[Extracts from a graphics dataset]
= = = = =

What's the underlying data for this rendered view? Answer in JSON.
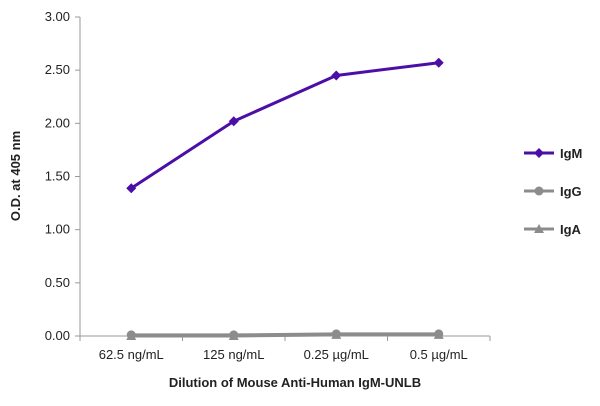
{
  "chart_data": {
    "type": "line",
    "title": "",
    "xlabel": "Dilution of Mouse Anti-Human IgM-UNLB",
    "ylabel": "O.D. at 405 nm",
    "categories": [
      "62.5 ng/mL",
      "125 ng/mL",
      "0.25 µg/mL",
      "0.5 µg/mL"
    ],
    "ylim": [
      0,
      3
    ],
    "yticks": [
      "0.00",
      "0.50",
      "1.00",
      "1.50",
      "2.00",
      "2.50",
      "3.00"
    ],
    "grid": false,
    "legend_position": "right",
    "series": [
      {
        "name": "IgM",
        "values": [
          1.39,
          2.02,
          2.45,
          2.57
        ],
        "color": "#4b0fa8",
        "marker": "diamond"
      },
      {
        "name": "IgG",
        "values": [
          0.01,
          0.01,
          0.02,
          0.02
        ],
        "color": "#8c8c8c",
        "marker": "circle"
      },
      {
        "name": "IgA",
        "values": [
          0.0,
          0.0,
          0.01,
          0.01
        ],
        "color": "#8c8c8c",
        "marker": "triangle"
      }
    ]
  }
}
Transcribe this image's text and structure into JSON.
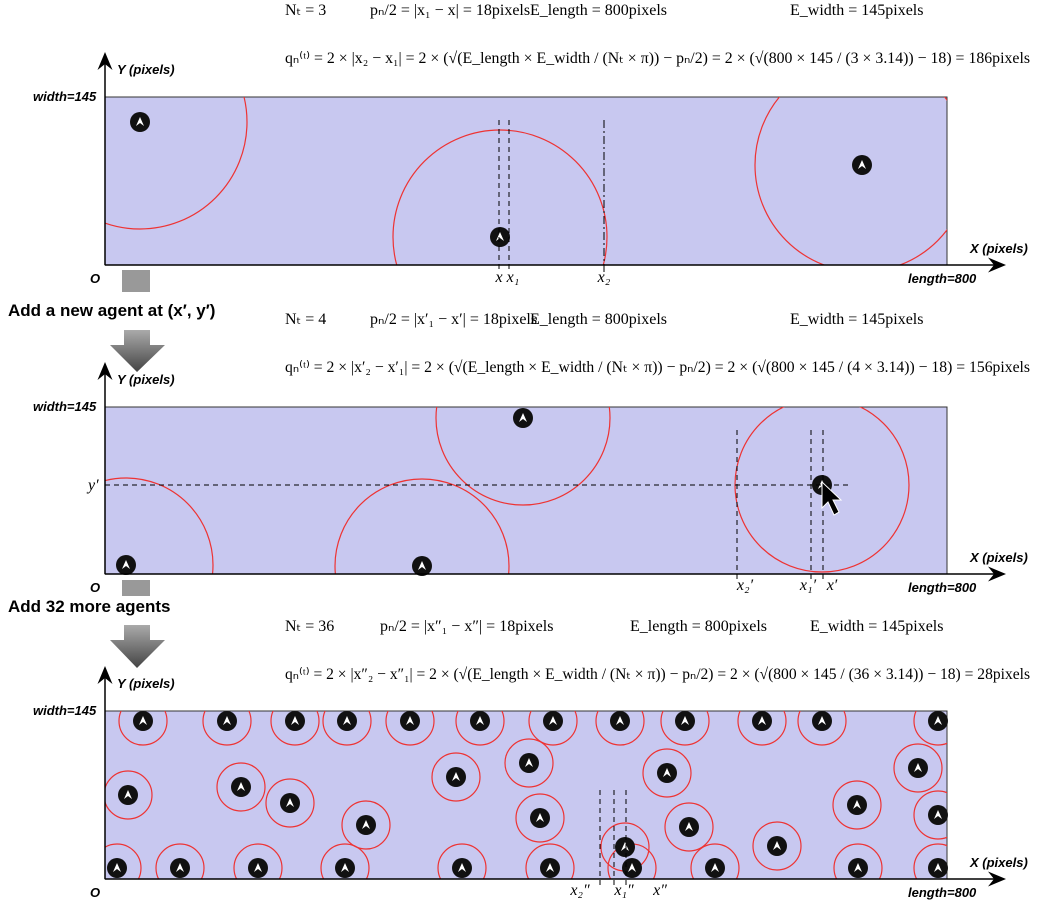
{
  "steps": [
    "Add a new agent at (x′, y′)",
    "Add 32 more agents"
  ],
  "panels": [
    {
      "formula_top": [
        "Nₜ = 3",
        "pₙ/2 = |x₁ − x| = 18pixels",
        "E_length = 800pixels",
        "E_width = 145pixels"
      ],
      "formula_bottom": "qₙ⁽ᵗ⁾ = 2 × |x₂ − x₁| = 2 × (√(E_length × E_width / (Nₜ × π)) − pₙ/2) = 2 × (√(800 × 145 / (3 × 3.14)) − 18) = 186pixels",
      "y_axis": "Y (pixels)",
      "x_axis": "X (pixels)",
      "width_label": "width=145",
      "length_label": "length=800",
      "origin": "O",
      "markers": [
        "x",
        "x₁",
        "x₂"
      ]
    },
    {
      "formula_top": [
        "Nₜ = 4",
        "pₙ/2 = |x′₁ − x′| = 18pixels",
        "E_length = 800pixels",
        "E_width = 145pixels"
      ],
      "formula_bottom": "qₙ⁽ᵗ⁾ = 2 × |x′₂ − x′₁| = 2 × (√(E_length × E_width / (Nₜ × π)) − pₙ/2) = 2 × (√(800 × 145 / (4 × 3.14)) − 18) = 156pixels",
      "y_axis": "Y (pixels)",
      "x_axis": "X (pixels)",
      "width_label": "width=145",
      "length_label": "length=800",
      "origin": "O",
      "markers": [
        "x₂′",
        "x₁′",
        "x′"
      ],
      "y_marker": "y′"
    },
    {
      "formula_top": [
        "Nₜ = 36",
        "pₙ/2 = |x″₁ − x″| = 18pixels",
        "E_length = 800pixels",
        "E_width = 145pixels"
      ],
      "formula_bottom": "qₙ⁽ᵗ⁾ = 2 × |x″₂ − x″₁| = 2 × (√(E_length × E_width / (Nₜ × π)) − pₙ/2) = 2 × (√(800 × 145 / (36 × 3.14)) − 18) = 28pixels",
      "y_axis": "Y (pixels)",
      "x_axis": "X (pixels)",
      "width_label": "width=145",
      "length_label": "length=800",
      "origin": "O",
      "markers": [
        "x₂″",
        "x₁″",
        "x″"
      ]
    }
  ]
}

= = = = =

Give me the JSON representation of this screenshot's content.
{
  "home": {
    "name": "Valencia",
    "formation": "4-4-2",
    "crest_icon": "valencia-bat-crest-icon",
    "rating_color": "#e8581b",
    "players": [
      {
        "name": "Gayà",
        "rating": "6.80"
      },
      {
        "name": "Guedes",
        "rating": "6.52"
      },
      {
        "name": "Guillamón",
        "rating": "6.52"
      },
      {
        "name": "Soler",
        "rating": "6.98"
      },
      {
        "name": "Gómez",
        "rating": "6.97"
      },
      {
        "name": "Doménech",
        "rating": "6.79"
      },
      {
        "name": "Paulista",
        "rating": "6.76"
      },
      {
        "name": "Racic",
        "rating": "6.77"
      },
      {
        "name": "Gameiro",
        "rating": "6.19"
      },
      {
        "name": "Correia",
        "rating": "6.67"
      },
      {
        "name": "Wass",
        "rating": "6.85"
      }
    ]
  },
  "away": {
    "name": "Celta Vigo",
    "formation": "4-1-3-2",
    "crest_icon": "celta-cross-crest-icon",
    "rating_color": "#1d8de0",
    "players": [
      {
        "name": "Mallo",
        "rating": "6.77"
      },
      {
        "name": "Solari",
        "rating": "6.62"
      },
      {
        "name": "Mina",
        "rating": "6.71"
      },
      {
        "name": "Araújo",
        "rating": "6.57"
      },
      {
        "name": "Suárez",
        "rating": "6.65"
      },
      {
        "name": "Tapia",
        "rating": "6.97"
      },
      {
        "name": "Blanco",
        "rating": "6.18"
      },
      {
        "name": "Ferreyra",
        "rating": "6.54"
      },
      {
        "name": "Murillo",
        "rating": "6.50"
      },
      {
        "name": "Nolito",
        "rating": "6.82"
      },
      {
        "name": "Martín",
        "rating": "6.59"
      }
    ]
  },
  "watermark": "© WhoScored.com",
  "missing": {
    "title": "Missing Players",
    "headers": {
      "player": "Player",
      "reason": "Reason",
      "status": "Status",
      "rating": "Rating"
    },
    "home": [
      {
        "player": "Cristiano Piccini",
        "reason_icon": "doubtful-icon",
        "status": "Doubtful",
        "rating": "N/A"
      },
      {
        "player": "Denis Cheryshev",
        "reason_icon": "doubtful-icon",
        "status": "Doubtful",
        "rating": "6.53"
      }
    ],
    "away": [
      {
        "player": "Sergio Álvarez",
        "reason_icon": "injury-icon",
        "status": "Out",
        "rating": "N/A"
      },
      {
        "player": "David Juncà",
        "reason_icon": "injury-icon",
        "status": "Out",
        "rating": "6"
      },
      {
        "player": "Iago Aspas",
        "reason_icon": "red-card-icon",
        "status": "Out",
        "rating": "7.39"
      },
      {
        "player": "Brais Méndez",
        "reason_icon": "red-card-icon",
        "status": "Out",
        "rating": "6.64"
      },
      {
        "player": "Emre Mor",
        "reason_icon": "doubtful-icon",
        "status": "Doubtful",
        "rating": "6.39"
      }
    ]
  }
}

= = = = =

Find the string "crest" in the records, then copy each line where it occurs.

_FINAL RESULT_
    "crest_icon": "valencia-bat-crest-icon",
    "crest_icon": "celta-cross-crest-icon",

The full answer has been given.